◆ **Exercise**: Leave the pictures out, and retype all of the material exactly as written.

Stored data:
■ ■ ■ ■

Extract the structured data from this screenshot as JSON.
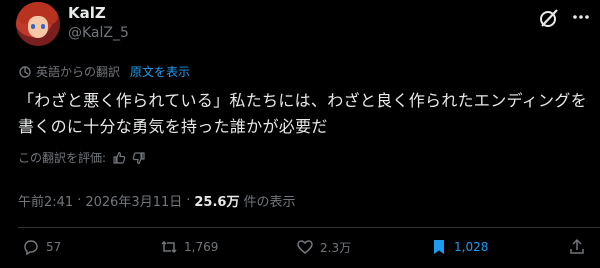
{
  "author": {
    "display_name": "KalZ",
    "handle": "@KalZ_5"
  },
  "translation": {
    "label": "英語からの翻訳",
    "show_original": "原文を表示"
  },
  "tweet": {
    "text": "「わざと悪く作られている」私たちには、わざと良く作られたエンディングを書くのに十分な勇気を持った誰かが必要だ"
  },
  "rate_translation": {
    "label": "この翻訳を評価:"
  },
  "meta": {
    "time": "午前2:41",
    "separator": "·",
    "date": "2026年3月11日",
    "views_count": "25.6万",
    "views_label": "件の表示"
  },
  "actions": {
    "replies": "57",
    "reposts": "1,769",
    "likes": "2.3万",
    "bookmarks": "1,028"
  },
  "colors": {
    "background": "#000000",
    "text": "#e7e9ea",
    "muted": "#71767b",
    "accent": "#1d9bf0"
  }
}
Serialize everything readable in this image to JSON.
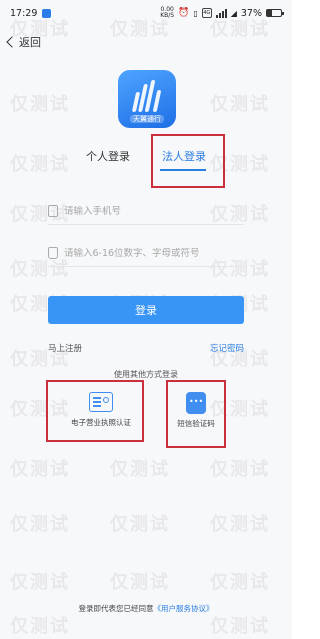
{
  "status_bar": {
    "time": "17:29",
    "net_speed_value": "0.00",
    "net_speed_unit": "KB/S",
    "battery": "37%",
    "battery_level": 0.37
  },
  "nav": {
    "back_label": "返回"
  },
  "logo": {
    "text": "天翼通行"
  },
  "tabs": [
    {
      "label": "个人登录"
    },
    {
      "label": "法人登录"
    }
  ],
  "form": {
    "phone_placeholder": "请输入手机号",
    "password_placeholder": "请输入6-16位数字、字母或符号",
    "login_label": "登录",
    "register_label": "马上注册",
    "forgot_label": "忘记密码"
  },
  "other": {
    "title": "使用其他方式登录",
    "methods": [
      {
        "label": "电子营业执照认证",
        "icon": "license-card-icon"
      },
      {
        "label": "短信验证码",
        "icon": "sms-bubble-icon"
      }
    ]
  },
  "footer": {
    "agree_prefix": "登录即代表您已经同意",
    "agree_link": "《用户服务协议》"
  },
  "watermark": {
    "text": "仅测试"
  },
  "colors": {
    "accent": "#2a7de1",
    "button": "#3894f5",
    "highlight": "#c9303b"
  }
}
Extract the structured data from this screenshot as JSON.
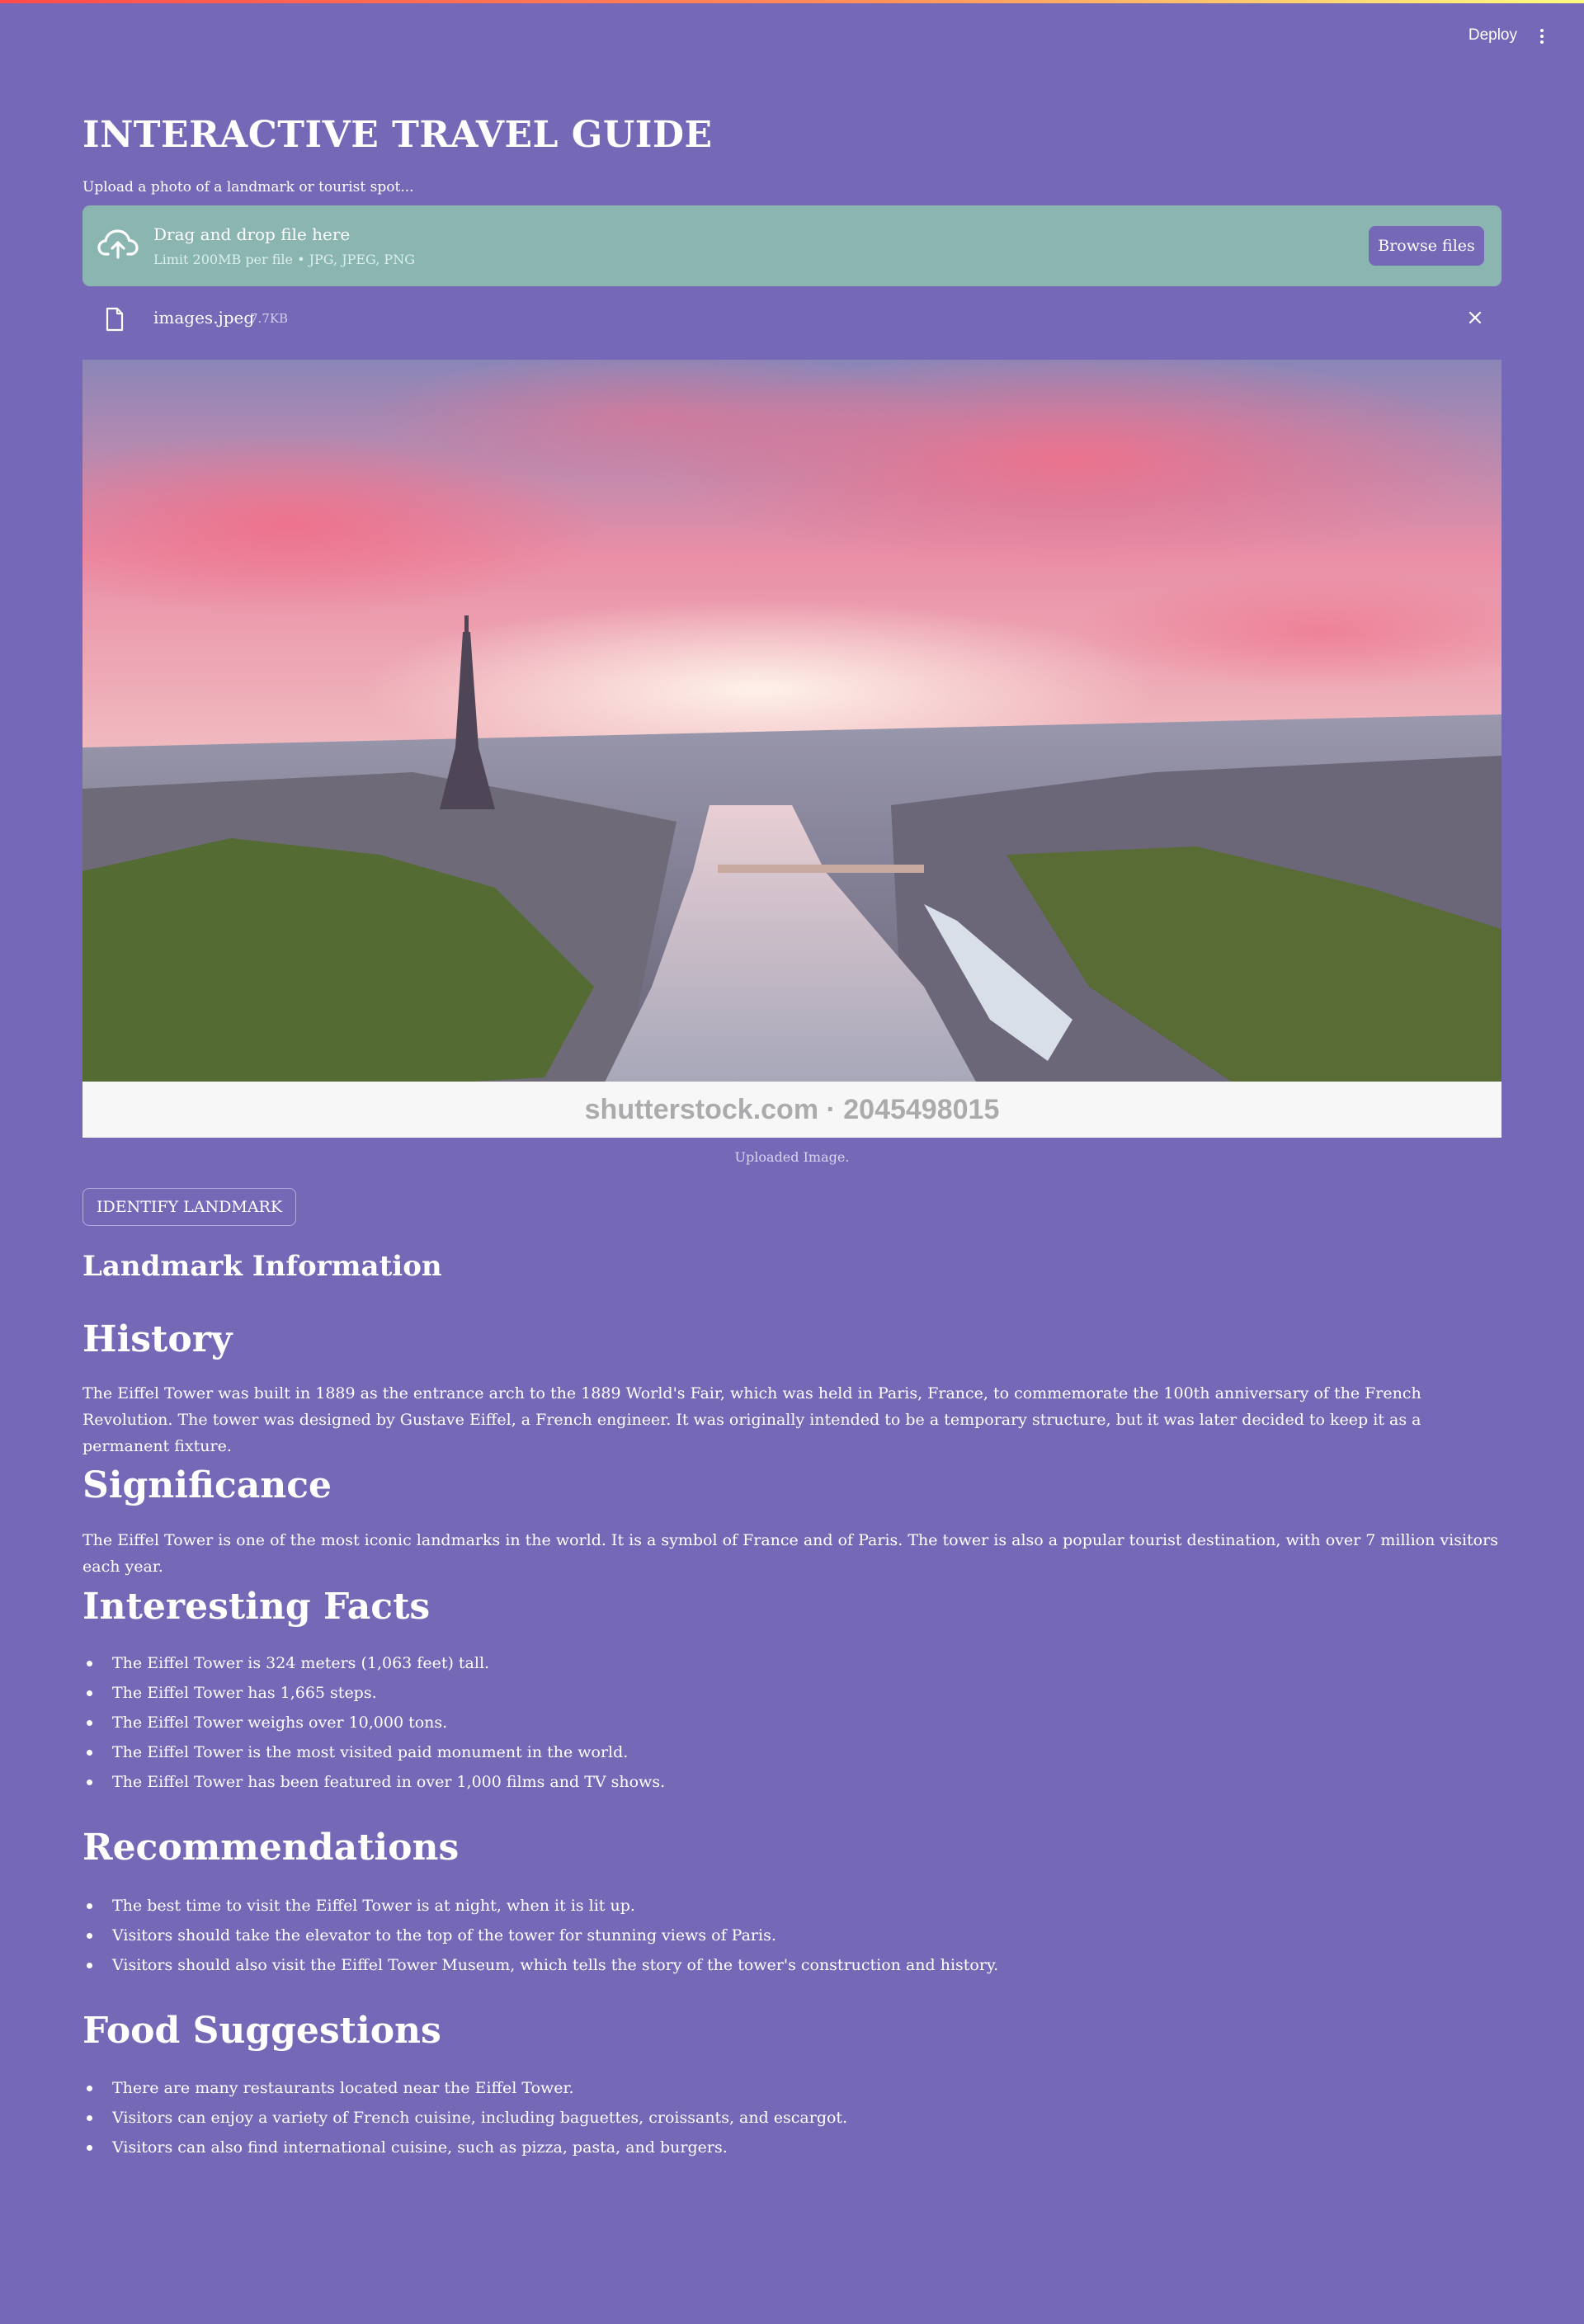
{
  "header": {
    "deploy_label": "Deploy",
    "menu_icon": "vertical-ellipsis-icon"
  },
  "page": {
    "title": "INTERACTIVE TRAVEL GUIDE",
    "upload_label": "Upload a photo of a landmark or tourist spot..."
  },
  "uploader": {
    "title": "Drag and drop file here",
    "subtitle": "Limit 200MB per file • JPG, JPEG, PNG",
    "browse_label": "Browse files",
    "icon": "cloud-upload-icon"
  },
  "file": {
    "name": "images.jpeg",
    "size": "7.7KB",
    "icon": "file-icon",
    "remove_icon": "close-icon"
  },
  "image": {
    "watermark": "shutterstock.com · 2045498015",
    "caption": "Uploaded Image."
  },
  "actions": {
    "identify_label": "IDENTIFY LANDMARK"
  },
  "info": {
    "heading": "Landmark Information",
    "history": {
      "heading": "History",
      "text": "The Eiffel Tower was built in 1889 as the entrance arch to the 1889 World's Fair, which was held in Paris, France, to commemorate the 100th anniversary of the French Revolution. The tower was designed by Gustave Eiffel, a French engineer. It was originally intended to be a temporary structure, but it was later decided to keep it as a permanent fixture."
    },
    "significance": {
      "heading": "Significance",
      "text": "The Eiffel Tower is one of the most iconic landmarks in the world. It is a symbol of France and of Paris. The tower is also a popular tourist destination, with over 7 million visitors each year."
    },
    "facts": {
      "heading": "Interesting Facts",
      "items": [
        "The Eiffel Tower is 324 meters (1,063 feet) tall.",
        "The Eiffel Tower has 1,665 steps.",
        "The Eiffel Tower weighs over 10,000 tons.",
        "The Eiffel Tower is the most visited paid monument in the world.",
        "The Eiffel Tower has been featured in over 1,000 films and TV shows."
      ]
    },
    "recommendations": {
      "heading": "Recommendations",
      "items": [
        "The best time to visit the Eiffel Tower is at night, when it is lit up.",
        "Visitors should take the elevator to the top of the tower for stunning views of Paris.",
        "Visitors should also visit the Eiffel Tower Museum, which tells the story of the tower's construction and history."
      ]
    },
    "food": {
      "heading": "Food Suggestions",
      "items": [
        "There are many restaurants located near the Eiffel Tower.",
        "Visitors can enjoy a variety of French cuisine, including baguettes, croissants, and escargot.",
        "Visitors can also find international cuisine, such as pizza, pasta, and burgers."
      ]
    }
  }
}
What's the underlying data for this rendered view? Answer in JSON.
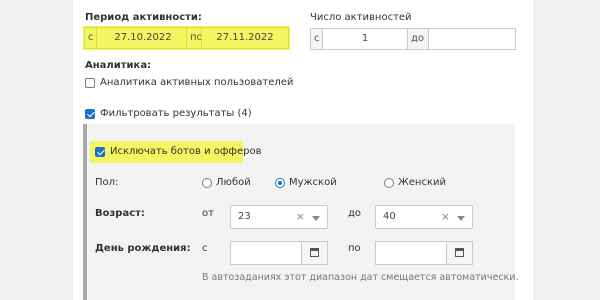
{
  "activity_period": {
    "label": "Период активности:",
    "from_prefix": "с",
    "from_value": "27.10.2022",
    "to_prefix": "по",
    "to_value": "27.11.2022"
  },
  "activity_count": {
    "label": "Число активностей",
    "from_prefix": "с",
    "from_value": "1",
    "to_prefix": "до",
    "to_value": ""
  },
  "analytics": {
    "label": "Аналитика:",
    "checkbox_label": "Аналитика активных пользователей",
    "checked": false
  },
  "filter": {
    "checkbox_label": "Фильтровать результаты (4)",
    "checked": true
  },
  "exclude_bots": {
    "checkbox_label": "Исключать ботов и офферов",
    "checked": true
  },
  "gender": {
    "label": "Пол:",
    "options": [
      "Любой",
      "Мужской",
      "Женский"
    ],
    "selected": "Мужской"
  },
  "age": {
    "label": "Возраст:",
    "from_prefix": "от",
    "from_value": "23",
    "to_prefix": "до",
    "to_value": "40"
  },
  "birthday": {
    "label": "День рождения:",
    "from_prefix": "с",
    "from_value": "",
    "to_prefix": "по",
    "to_value": "",
    "hint": "В автозаданиях этот диапазон дат смещается автоматически."
  },
  "colors": {
    "highlight": "#f3f561",
    "accent": "#1a73c8"
  }
}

■ ■ ■ ■

◆ **Output of the task**:
Extract the structured data from this screenshot as JSON.
{
  "author": {
    "display_name": "KalZ",
    "handle": "@KalZ_5"
  },
  "translation": {
    "label": "英語からの翻訳",
    "show_original": "原文を表示"
  },
  "tweet": {
    "text": "「わざと悪く作られている」私たちには、わざと良く作られたエンディングを書くのに十分な勇気を持った誰かが必要だ"
  },
  "rate_translation": {
    "label": "この翻訳を評価:"
  },
  "meta": {
    "time": "午前2:41",
    "separator": "·",
    "date": "2026年3月11日",
    "views_count": "25.6万",
    "views_label": "件の表示"
  },
  "actions": {
    "replies": "57",
    "reposts": "1,769",
    "likes": "2.3万",
    "bookmarks": "1,028"
  },
  "colors": {
    "background": "#000000",
    "text": "#e7e9ea",
    "muted": "#71767b",
    "accent": "#1d9bf0"
  }
}
Serialize everything readable in this image to JSON.
{
  "status_bar": {
    "time": "17:29",
    "net_speed_value": "0.00",
    "net_speed_unit": "KB/S",
    "battery": "37%",
    "battery_level": 0.37
  },
  "nav": {
    "back_label": "返回"
  },
  "logo": {
    "text": "天翼通行"
  },
  "tabs": [
    {
      "label": "个人登录"
    },
    {
      "label": "法人登录"
    }
  ],
  "form": {
    "phone_placeholder": "请输入手机号",
    "password_placeholder": "请输入6-16位数字、字母或符号",
    "login_label": "登录",
    "register_label": "马上注册",
    "forgot_label": "忘记密码"
  },
  "other": {
    "title": "使用其他方式登录",
    "methods": [
      {
        "label": "电子营业执照认证",
        "icon": "license-card-icon"
      },
      {
        "label": "短信验证码",
        "icon": "sms-bubble-icon"
      }
    ]
  },
  "footer": {
    "agree_prefix": "登录即代表您已经同意",
    "agree_link": "《用户服务协议》"
  },
  "watermark": {
    "text": "仅测试"
  },
  "colors": {
    "accent": "#2a7de1",
    "button": "#3894f5",
    "highlight": "#c9303b"
  }
}
Extract the structured data from this screenshot as JSON.
{
  "header": {
    "deploy_label": "Deploy",
    "menu_icon": "vertical-ellipsis-icon"
  },
  "page": {
    "title": "INTERACTIVE TRAVEL GUIDE",
    "upload_label": "Upload a photo of a landmark or tourist spot..."
  },
  "uploader": {
    "title": "Drag and drop file here",
    "subtitle": "Limit 200MB per file • JPG, JPEG, PNG",
    "browse_label": "Browse files",
    "icon": "cloud-upload-icon"
  },
  "file": {
    "name": "images.jpeg",
    "size": "7.7KB",
    "icon": "file-icon",
    "remove_icon": "close-icon"
  },
  "image": {
    "watermark": "shutterstock.com · 2045498015",
    "caption": "Uploaded Image."
  },
  "actions": {
    "identify_label": "IDENTIFY LANDMARK"
  },
  "info": {
    "heading": "Landmark Information",
    "history": {
      "heading": "History",
      "text": "The Eiffel Tower was built in 1889 as the entrance arch to the 1889 World's Fair, which was held in Paris, France, to commemorate the 100th anniversary of the French Revolution. The tower was designed by Gustave Eiffel, a French engineer. It was originally intended to be a temporary structure, but it was later decided to keep it as a permanent fixture."
    },
    "significance": {
      "heading": "Significance",
      "text": "The Eiffel Tower is one of the most iconic landmarks in the world. It is a symbol of France and of Paris. The tower is also a popular tourist destination, with over 7 million visitors each year."
    },
    "facts": {
      "heading": "Interesting Facts",
      "items": [
        "The Eiffel Tower is 324 meters (1,063 feet) tall.",
        "The Eiffel Tower has 1,665 steps.",
        "The Eiffel Tower weighs over 10,000 tons.",
        "The Eiffel Tower is the most visited paid monument in the world.",
        "The Eiffel Tower has been featured in over 1,000 films and TV shows."
      ]
    },
    "recommendations": {
      "heading": "Recommendations",
      "items": [
        "The best time to visit the Eiffel Tower is at night, when it is lit up.",
        "Visitors should take the elevator to the top of the tower for stunning views of Paris.",
        "Visitors should also visit the Eiffel Tower Museum, which tells the story of the tower's construction and history."
      ]
    },
    "food": {
      "heading": "Food Suggestions",
      "items": [
        "There are many restaurants located near the Eiffel Tower.",
        "Visitors can enjoy a variety of French cuisine, including baguettes, croissants, and escargot.",
        "Visitors can also find international cuisine, such as pizza, pasta, and burgers."
      ]
    }
  }
}
What's the underlying data for this rendered view? Answer in JSON.
{
  "activity_period": {
    "label": "Период активности:",
    "from_prefix": "с",
    "from_value": "27.10.2022",
    "to_prefix": "по",
    "to_value": "27.11.2022"
  },
  "activity_count": {
    "label": "Число активностей",
    "from_prefix": "с",
    "from_value": "1",
    "to_prefix": "до",
    "to_value": ""
  },
  "analytics": {
    "label": "Аналитика:",
    "checkbox_label": "Аналитика активных пользователей",
    "checked": false
  },
  "filter": {
    "checkbox_label": "Фильтровать результаты (4)",
    "checked": true
  },
  "exclude_bots": {
    "checkbox_label": "Исключать ботов и офферов",
    "checked": true
  },
  "gender": {
    "label": "Пол:",
    "options": [
      "Любой",
      "Мужской",
      "Женский"
    ],
    "selected": "Мужской"
  },
  "age": {
    "label": "Возраст:",
    "from_prefix": "от",
    "from_value": "23",
    "to_prefix": "до",
    "to_value": "40"
  },
  "birthday": {
    "label": "День рождения:",
    "from_prefix": "с",
    "from_value": "",
    "to_prefix": "по",
    "to_value": "",
    "hint": "В автозаданиях этот диапазон дат смещается автоматически."
  },
  "colors": {
    "highlight": "#f3f561",
    "accent": "#1a73c8"
  }
}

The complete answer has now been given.